[Figure record extracts]

_____

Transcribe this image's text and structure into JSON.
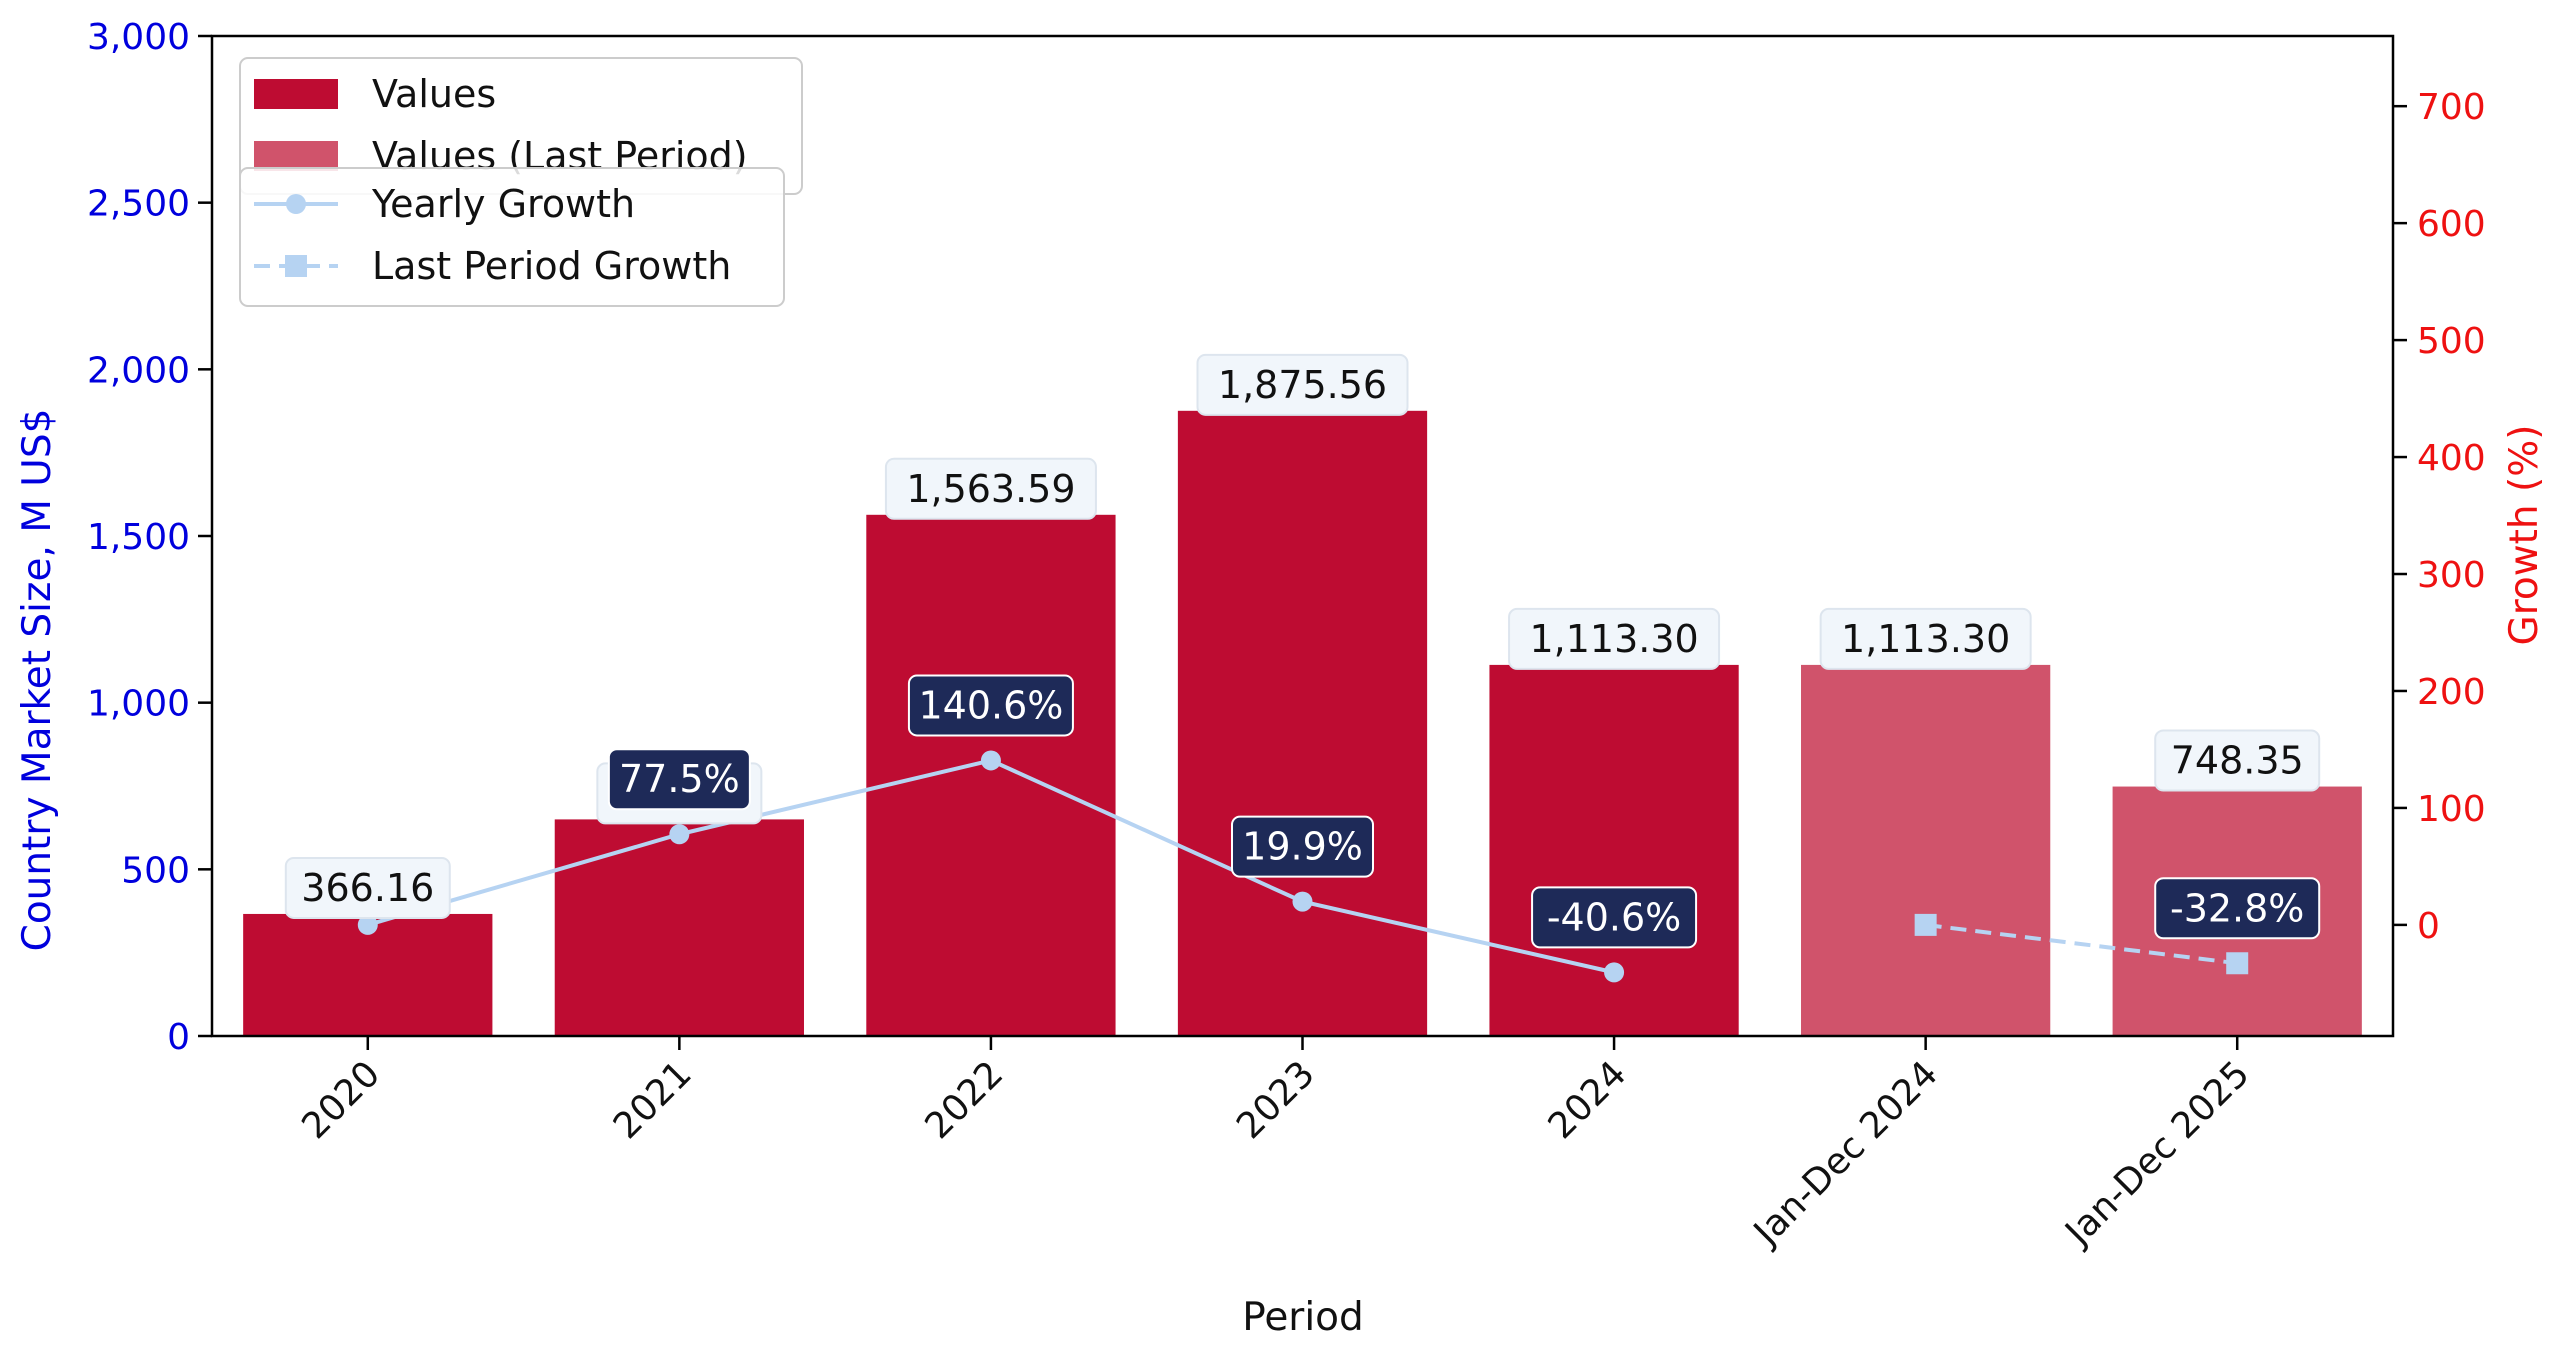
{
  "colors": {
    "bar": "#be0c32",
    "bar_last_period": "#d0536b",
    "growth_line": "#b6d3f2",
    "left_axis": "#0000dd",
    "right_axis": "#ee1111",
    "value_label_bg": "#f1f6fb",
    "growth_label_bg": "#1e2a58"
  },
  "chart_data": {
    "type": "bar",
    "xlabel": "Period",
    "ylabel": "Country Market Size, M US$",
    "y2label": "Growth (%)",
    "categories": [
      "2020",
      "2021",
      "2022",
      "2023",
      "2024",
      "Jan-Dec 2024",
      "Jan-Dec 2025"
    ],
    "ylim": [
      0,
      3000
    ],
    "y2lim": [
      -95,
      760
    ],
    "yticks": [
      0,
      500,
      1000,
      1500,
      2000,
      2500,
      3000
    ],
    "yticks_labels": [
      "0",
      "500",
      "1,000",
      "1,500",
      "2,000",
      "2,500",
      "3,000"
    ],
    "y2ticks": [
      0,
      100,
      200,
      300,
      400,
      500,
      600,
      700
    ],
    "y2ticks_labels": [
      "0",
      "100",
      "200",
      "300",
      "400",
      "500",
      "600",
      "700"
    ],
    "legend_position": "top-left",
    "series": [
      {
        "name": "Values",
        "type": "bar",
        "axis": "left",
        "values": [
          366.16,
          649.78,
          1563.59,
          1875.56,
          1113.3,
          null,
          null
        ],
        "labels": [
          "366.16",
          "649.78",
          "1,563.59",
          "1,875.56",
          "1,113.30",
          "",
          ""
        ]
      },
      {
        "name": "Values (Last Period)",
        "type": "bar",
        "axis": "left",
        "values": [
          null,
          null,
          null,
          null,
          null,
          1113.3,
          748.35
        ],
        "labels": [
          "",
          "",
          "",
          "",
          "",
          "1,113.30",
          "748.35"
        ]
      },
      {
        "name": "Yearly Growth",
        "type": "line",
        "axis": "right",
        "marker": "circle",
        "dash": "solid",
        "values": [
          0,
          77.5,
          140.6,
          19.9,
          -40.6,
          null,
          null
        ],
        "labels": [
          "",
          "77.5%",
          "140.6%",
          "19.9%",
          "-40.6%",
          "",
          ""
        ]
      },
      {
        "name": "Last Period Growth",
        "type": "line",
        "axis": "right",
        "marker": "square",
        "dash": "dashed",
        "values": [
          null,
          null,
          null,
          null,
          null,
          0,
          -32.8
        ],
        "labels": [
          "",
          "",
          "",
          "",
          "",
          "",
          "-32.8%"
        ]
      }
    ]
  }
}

_____

* **Written task**
Give the entries again without a single change, but with no pictures.

* **Finished task**
Transcribe this image's text and structure into JSON.
{
  "colors": {
    "bar": "#be0c32",
    "bar_last_period": "#d0536b",
    "growth_line": "#b6d3f2",
    "left_axis": "#0000dd",
    "right_axis": "#ee1111",
    "value_label_bg": "#f1f6fb",
    "growth_label_bg": "#1e2a58"
  },
  "chart_data": {
    "type": "bar",
    "xlabel": "Period",
    "ylabel": "Country Market Size, M US$",
    "y2label": "Growth (%)",
    "categories": [
      "2020",
      "2021",
      "2022",
      "2023",
      "2024",
      "Jan-Dec 2024",
      "Jan-Dec 2025"
    ],
    "ylim": [
      0,
      3000
    ],
    "y2lim": [
      -95,
      760
    ],
    "yticks": [
      0,
      500,
      1000,
      1500,
      2000,
      2500,
      3000
    ],
    "yticks_labels": [
      "0",
      "500",
      "1,000",
      "1,500",
      "2,000",
      "2,500",
      "3,000"
    ],
    "y2ticks": [
      0,
      100,
      200,
      300,
      400,
      500,
      600,
      700
    ],
    "y2ticks_labels": [
      "0",
      "100",
      "200",
      "300",
      "400",
      "500",
      "600",
      "700"
    ],
    "legend_position": "top-left",
    "series": [
      {
        "name": "Values",
        "type": "bar",
        "axis": "left",
        "values": [
          366.16,
          649.78,
          1563.59,
          1875.56,
          1113.3,
          null,
          null
        ],
        "labels": [
          "366.16",
          "649.78",
          "1,563.59",
          "1,875.56",
          "1,113.30",
          "",
          ""
        ]
      },
      {
        "name": "Values (Last Period)",
        "type": "bar",
        "axis": "left",
        "values": [
          null,
          null,
          null,
          null,
          null,
          1113.3,
          748.35
        ],
        "labels": [
          "",
          "",
          "",
          "",
          "",
          "1,113.30",
          "748.35"
        ]
      },
      {
        "name": "Yearly Growth",
        "type": "line",
        "axis": "right",
        "marker": "circle",
        "dash": "solid",
        "values": [
          0,
          77.5,
          140.6,
          19.9,
          -40.6,
          null,
          null
        ],
        "labels": [
          "",
          "77.5%",
          "140.6%",
          "19.9%",
          "-40.6%",
          "",
          ""
        ]
      },
      {
        "name": "Last Period Growth",
        "type": "line",
        "axis": "right",
        "marker": "square",
        "dash": "dashed",
        "values": [
          null,
          null,
          null,
          null,
          null,
          0,
          -32.8
        ],
        "labels": [
          "",
          "",
          "",
          "",
          "",
          "",
          "-32.8%"
        ]
      }
    ]
  }
}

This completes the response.